RECORDED INFORMATION:

%%

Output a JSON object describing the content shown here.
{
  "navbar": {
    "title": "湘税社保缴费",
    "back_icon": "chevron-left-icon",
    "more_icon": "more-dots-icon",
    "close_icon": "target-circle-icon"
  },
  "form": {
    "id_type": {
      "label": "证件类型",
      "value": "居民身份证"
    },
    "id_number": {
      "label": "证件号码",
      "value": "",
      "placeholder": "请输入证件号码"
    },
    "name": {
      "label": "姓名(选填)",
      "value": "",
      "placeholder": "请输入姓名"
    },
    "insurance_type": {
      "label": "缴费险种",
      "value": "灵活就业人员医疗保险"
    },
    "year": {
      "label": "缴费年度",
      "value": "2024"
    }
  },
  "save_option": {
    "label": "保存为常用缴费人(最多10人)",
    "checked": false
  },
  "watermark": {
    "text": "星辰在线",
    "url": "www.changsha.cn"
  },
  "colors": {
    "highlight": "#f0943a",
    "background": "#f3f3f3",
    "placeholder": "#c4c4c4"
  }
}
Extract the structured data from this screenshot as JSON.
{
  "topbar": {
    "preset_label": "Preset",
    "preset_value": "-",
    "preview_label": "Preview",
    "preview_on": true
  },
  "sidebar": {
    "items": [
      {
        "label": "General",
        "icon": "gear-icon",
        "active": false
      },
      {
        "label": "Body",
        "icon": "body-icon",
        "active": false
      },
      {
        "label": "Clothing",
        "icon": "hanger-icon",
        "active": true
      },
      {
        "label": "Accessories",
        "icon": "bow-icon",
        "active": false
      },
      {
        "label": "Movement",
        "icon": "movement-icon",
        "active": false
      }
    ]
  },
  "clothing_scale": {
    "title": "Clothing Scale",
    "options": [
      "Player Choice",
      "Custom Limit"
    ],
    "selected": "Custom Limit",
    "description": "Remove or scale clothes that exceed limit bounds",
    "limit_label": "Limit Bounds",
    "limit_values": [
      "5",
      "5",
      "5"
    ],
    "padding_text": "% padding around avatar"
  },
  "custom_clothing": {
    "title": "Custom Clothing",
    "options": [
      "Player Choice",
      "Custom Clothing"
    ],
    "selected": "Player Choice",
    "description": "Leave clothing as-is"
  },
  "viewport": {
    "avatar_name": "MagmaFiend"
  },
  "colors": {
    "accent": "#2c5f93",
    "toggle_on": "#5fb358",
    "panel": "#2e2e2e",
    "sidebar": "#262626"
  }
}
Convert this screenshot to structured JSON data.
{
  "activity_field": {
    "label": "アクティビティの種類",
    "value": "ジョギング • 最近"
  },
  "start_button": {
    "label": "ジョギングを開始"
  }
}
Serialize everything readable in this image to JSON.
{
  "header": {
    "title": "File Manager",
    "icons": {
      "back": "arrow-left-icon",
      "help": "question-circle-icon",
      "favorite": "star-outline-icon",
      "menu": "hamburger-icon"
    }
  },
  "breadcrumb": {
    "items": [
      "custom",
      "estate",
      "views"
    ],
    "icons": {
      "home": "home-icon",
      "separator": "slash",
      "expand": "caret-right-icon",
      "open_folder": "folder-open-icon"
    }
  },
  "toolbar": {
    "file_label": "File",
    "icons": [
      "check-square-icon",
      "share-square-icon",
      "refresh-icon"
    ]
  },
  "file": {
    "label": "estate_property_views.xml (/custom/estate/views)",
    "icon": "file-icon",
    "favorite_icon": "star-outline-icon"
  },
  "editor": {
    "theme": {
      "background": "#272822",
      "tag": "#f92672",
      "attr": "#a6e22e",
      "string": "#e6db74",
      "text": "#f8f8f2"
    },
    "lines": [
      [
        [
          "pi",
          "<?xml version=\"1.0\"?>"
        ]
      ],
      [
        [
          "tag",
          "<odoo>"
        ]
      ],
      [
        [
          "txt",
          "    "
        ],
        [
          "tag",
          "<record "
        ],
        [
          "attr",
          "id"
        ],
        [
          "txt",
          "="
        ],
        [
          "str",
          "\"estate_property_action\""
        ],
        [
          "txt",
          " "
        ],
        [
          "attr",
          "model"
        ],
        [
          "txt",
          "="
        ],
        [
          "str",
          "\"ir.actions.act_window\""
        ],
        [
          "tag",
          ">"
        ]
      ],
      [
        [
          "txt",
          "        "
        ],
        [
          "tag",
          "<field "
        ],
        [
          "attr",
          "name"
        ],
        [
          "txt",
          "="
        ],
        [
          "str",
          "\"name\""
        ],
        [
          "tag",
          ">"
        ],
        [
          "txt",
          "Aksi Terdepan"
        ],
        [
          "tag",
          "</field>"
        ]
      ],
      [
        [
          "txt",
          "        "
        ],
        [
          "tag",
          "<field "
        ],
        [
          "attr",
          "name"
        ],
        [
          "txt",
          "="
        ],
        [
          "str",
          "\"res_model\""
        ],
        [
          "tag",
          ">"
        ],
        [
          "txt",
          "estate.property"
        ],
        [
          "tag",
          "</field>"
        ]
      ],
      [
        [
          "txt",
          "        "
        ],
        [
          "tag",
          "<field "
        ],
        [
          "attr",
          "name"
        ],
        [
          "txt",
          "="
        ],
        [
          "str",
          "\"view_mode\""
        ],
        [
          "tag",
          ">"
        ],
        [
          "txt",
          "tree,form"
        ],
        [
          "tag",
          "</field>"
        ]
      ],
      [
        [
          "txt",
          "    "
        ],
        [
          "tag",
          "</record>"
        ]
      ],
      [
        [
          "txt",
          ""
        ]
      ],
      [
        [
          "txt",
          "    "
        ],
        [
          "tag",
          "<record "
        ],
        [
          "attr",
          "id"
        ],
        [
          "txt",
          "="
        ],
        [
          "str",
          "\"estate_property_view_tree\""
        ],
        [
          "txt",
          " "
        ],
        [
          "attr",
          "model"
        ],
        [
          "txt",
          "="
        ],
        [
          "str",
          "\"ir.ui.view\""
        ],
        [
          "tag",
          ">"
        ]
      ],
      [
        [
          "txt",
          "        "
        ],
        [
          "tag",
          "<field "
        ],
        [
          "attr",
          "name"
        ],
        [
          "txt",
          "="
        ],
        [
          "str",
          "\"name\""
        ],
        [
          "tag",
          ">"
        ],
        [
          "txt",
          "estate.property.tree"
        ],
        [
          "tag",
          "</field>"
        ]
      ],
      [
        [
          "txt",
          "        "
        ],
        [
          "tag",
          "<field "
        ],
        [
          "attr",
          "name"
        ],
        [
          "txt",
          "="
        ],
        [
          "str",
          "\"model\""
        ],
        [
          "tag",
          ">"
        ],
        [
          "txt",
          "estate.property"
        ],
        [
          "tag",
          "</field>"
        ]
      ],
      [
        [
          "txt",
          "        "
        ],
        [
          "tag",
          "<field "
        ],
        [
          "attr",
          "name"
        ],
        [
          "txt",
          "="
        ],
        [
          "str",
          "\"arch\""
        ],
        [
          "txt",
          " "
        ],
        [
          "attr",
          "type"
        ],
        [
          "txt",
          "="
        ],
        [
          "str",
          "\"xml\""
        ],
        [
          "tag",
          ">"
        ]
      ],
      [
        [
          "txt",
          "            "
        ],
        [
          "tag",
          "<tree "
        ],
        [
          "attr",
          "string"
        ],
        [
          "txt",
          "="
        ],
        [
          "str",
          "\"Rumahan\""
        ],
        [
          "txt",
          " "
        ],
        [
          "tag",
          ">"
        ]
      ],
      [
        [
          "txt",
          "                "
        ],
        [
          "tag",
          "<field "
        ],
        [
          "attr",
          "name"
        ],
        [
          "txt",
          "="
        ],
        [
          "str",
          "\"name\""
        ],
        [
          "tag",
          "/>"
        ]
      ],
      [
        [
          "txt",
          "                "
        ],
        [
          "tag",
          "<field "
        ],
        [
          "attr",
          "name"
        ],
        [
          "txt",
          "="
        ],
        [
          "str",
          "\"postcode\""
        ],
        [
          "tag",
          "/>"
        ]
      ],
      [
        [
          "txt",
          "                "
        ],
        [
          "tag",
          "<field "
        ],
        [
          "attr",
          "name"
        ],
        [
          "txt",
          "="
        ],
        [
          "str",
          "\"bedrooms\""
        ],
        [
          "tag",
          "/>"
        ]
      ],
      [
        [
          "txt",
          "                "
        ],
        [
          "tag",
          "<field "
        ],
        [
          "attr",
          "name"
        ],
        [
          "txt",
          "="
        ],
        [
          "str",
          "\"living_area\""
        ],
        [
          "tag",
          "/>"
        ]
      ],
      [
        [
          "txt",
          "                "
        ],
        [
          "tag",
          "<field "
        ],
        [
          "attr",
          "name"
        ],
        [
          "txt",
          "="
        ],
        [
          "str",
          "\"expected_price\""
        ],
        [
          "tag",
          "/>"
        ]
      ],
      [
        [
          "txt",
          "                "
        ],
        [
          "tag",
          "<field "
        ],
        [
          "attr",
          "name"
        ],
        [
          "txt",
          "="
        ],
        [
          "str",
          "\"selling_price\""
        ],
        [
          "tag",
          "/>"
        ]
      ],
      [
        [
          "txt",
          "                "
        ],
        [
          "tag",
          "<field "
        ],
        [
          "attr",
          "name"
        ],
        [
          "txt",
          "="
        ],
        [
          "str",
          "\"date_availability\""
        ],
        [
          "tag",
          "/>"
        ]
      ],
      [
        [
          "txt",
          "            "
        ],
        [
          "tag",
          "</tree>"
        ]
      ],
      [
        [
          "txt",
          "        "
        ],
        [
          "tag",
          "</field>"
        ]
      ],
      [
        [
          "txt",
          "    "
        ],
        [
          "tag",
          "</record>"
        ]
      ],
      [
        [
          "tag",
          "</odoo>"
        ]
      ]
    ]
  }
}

%%

GIVEN INSTRUCTION: Going through the entries above, tally each line that has the word "this". Answer with the number only.

ANSWER FOR THE TASK: 3